PROBLEM 1: Please report every line of the listing that holds the string "data", treating case as significant.
--- begin EXCERPT PROVIDED ---
Here the essence of the fraud is that the defendants confected a scheme to get Consolidated to issue 700,000 shares of stock for worthless property ostensibly owned by Mid-Atlantic in order that the individuals could divide up the Consolidated stock as loot and thereby reap the fruits of the fraud. What made this evil scheme a violation of the statute and the regulation was that the defendants directly or indirectly used means or instrumentalities of interstate commerce or of the mails "in connection with the purchase" of the stock from Consolidated. The fraudulent scheme need not be hatched in the forum district. Nor is it necessary that a false or deceptive or fraudulent paper be sent or statement made through the use of the mails or interstate communication facilities. We are of the clear opinion that this is the rule for actions under § 10(b) and Rule X-10B-5 regardless of what the proper rule under § 12 of the Securities Act of 1933, 15 U.S.C.A. § 77 l, might be. Cf. Kemper v. Lohnes, 7 Cir., 1959, 173 F.2d 44. Practically every case discussing this12 relies on our earlier opinions in Kopald-Quinn & Co. v. United States, 5 Cir., 1939, 101 F.2d 628, certiorari denied Ricebaum v. United States, 307 U.S. 628, 59 S. Ct. 835, 83 L. Ed. 1511, and Pace v. United States, 5 Cir., 1938, 94 F.2d 591. There the selling was done by verbal contact and negotiation with the only use of the mails being transmission of written confirmations of sale. To the contention that to constitute an offense under the Securities Act it was necessary to prove a scheme to effect sales and the actual making of sales of securities by mail, we had this to say. "We think the construction thus urged for the Act unduly narrows the language used in it, unduly limits its scope and effect." Kopald Quinn & Co. v. United States, supra, 101 F.2d 628 at page 632.
We think that any use of instrumentalities of the mails or other interstate facilities made within the forum district constituting an important step in the execution of the fraudulent, deceitful scheme or in its consummation is sufficient. Generally speaking we would say that any act which would be sufficient to constitute an offense under the mail fraud, or similar criminal statutes, occurring within the forum district would be adequate to authorize extraterritorial service of process under § 27, note 11, supra. This approach automatically reads into this Act general provisions such as 18 U.S.C.A. § 3237 designed to overcome the result in United States v. Johnson, 1944, 323 U.S. 273, 65 S. Ct. 249, 89 L. Ed. 236, that jurisdiction is in "any district from, through, or into which" interstate commerce or mail matter moves.
Here the facts are alleged with adequate clarity to show a factor of material importance occurring within Alabama. The telephone call from Cage (in Texas or at least outside of Alabama) to management of Consolidated located in Alabama was an occurrence taking place in Alabama as well as Texas. Interstate communication facilities were used within Alabama to cause the transfer of $10,000 to be made to the Cuban insurance company. This was an important step in the consummation of the scheme. Actually, it was also fraudulent since Cage represented that Consolidated already owned the Cuban company and to save its investment, the funds sought and furnished were urgently needed. Thus, here there was a use of interstate facilities as a means of transmitting a fraudulent statement.
--- end EXCERPT PROVIDED ---
PROBLEM 2: For each statement below, say yes or no depending on whether it agrees with the securities fraud excerpt, and quote the excerpt's deciding words. (a) The scheme aimed to get Consolidated to issue 700,000 shares of stock. (b) The fraudulent scheme had to be hatched in the forum district. (c) Interstate communication facilities were used within Alabama to bring about a $10,000 transfer to the Cuban insurance company.
--- begin EXERCISE INPUTS ---
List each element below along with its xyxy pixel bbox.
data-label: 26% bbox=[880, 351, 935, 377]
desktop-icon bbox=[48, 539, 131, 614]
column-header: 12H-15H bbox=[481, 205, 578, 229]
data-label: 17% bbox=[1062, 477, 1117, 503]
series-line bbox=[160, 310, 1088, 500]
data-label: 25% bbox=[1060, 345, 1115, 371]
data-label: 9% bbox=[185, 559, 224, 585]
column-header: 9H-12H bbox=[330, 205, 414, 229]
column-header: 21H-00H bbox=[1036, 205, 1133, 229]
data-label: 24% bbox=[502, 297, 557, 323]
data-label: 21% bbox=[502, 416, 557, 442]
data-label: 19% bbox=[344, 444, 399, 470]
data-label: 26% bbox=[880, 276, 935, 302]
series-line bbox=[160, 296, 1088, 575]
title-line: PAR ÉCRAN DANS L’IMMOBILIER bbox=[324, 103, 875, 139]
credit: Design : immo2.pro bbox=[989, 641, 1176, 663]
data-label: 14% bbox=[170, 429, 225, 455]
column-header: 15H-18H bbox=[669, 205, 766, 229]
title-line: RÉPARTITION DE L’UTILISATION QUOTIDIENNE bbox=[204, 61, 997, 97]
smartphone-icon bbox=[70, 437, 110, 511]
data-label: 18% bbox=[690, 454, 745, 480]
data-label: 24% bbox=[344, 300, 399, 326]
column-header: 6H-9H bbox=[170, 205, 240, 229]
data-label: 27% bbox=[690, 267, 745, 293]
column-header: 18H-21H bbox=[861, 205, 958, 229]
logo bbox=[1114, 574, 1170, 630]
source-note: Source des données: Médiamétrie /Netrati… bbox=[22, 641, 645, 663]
--- end EXERCISE INPUTS ---
EXERCISE RESPONSE 1:
data-label: 26% bbox=[880, 351, 935, 377]
data-label: 17% bbox=[1062, 477, 1117, 503]
data-label: 25% bbox=[1060, 345, 1115, 371]
data-label: 9% bbox=[185, 559, 224, 585]
data-label: 24% bbox=[502, 297, 557, 323]
data-label: 21% bbox=[502, 416, 557, 442]
data-label: 19% bbox=[344, 444, 399, 470]
data-label: 26% bbox=[880, 276, 935, 302]
data-label: 14% bbox=[170, 429, 225, 455]
data-label: 18% bbox=[690, 454, 745, 480]
data-label: 24% bbox=[344, 300, 399, 326]
data-label: 27% bbox=[690, 267, 745, 293]

EXERCISE RESPONSE 2:
(a) Yes: "the defendants confected a scheme to get Consolidated to issue 700,000 shares of stock"
(b) No: "The fraudulent scheme need not be hatched in the forum district."
(c) Yes: "Interstate communication facilities were used within Alabama to cause the transfer of $10,000 to be made to the Cuban insurance company."